- [What you should do]
Gather all lines in the entries that include the word "Stiefftochter".

[Dataset items]
• • • • • • •

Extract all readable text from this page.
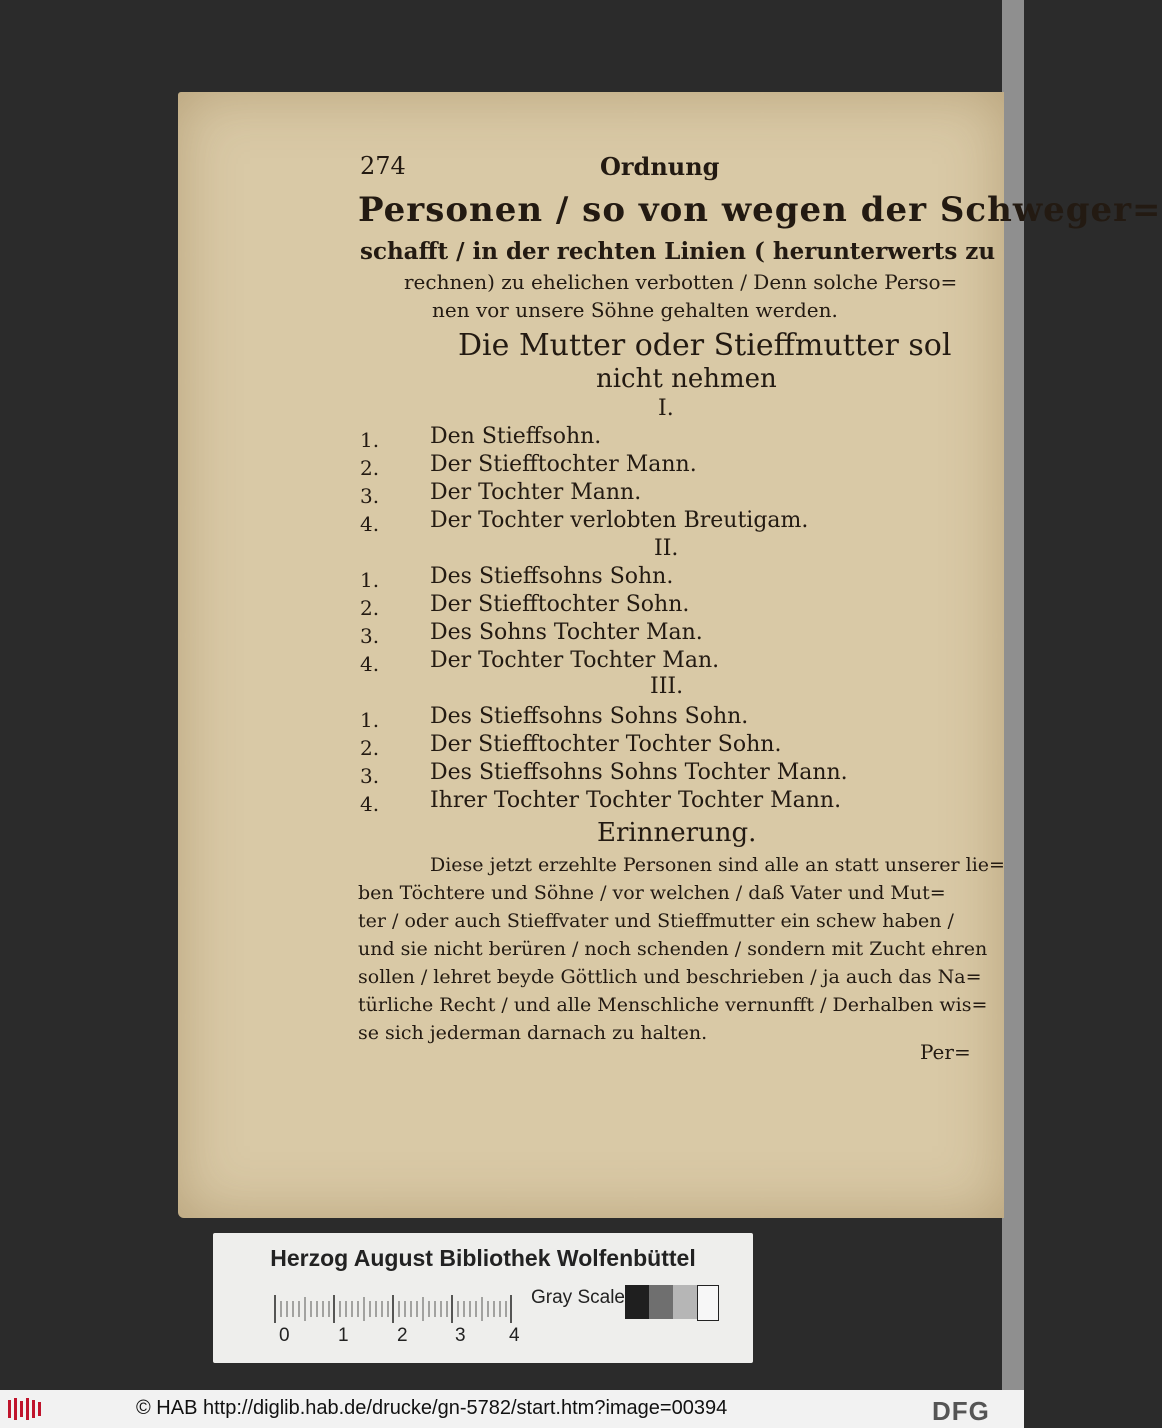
274	Ordnung
Personen / so von wegen der Schweger=
schafft / in der rechten Linien ( herunterwerts zu
rechnen) zu ehelichen verbotten / Denn solche Perso=
nen vor unsere Söhne gehalten werden.
Die Mutter oder Stieffmutter sol
nicht nehmen
I.
1. Den Stieffsohn.
2. Der Stiefftochter Mann.
3. Der Tochter Mann.
4. Der Tochter verlobten Breutigam.
II.
1. Des Stieffsohns Sohn.
2. Der Stiefftochter Sohn.
3. Des Sohns Tochter Man.
4. Der Tochter Tochter Man.
III.
1. Des Stieffsohns Sohns Sohn.
2. Der Stiefftochter Tochter Sohn.
3. Des Stieffsohns Sohns Tochter Mann.
4. Ihrer Tochter Tochter Tochter Mann.
Erinnerung.
Diese jetzt erzehlte Personen sind alle an statt unserer lie=
ben Töchtere und Söhne / vor welchen / daß Vater und Mut=
ter / oder auch Stieffvater und Stieffmutter ein schew haben /
und sie nicht berüren / noch schenden / sondern mit Zucht ehren
sollen / lehret beyde Göttlich und beschrieben / ja auch das Na=
türliche Recht / und alle Menschliche vernunfft / Derhalben wis=
se sich jederman darnach zu halten.
Per=
Herzog August Bibliothek Wolfenbüttel
0	1	2 3 4
Gray Scale
© HAB http://diglib.hab.de/drucke/gn-5782/start.htm?image=00394	DFG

• • • • • • •

- [Solution to the exercise]
2. Der Stiefftochter Mann.
2. Der Stiefftochter Sohn.
2. Der Stiefftochter Tochter Sohn.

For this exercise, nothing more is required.